**Job:**
Give back the full listing verbatim, apart from its images.

[Begin Dataset entries]

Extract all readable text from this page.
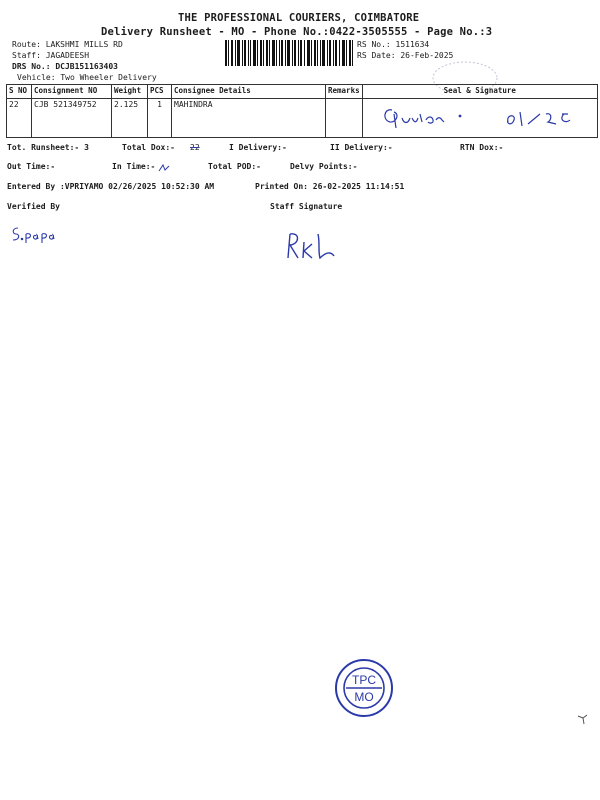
THE PROFESSIONAL COURIERS, COIMBATORE
Delivery Runsheet - MO - Phone No.:0422-3505555 - Page No.:3
Route: LAKSHMI MILLS RD
Staff: JAGADEESH
DRS No.: DCJB151163403
Vehicle: Two Wheeler Delivery
RS No.: 1511634
RS Date: 26-Feb-2025
S NO	Consignment NO	Weight	PCS	Consignee Details	Remarks	Seal & Signature
22	CJB 521349752	2.125	1	MAHINDRA		
Tot. Runsheet:- 3	Total Dox:- 22	I Delivery:-	II Delivery:-	RTN Dox:-
Out Time:-	In Time:-	Total POD:-	Delvy Points:-
Entered By :VPRIYAMO 02/26/2025 10:52:30 AM	Printed On: 26-02-2025 11:14:51
Verified By	Staff Signature
TPC
MO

[End Dataset entries]

**Written answer:**
Extract all readable text from this page.
THE PROFESSIONAL COURIERS, COIMBATORE
Delivery Runsheet - MO - Phone No.:0422-3505555 - Page No.:3
Route: LAKSHMI MILLS RD
Staff: JAGADEESH
DRS No.: DCJB151163403
Vehicle: Two Wheeler Delivery
RS No.: 1511634
RS Date: 26-Feb-2025
S NO	Consignment NO	Weight	PCS	Consignee Details	Remarks	Seal & Signature
22	CJB 521349752	2.125	1	MAHINDRA		
Tot. Runsheet:- 3	Total Dox:- 22	I Delivery:-	II Delivery:-	RTN Dox:-
Out Time:-	In Time:-	Total POD:-	Delvy Points:-
Entered By :VPRIYAMO 02/26/2025 10:52:30 AM	Printed On: 26-02-2025 11:14:51
Verified By	Staff Signature
TPC
MO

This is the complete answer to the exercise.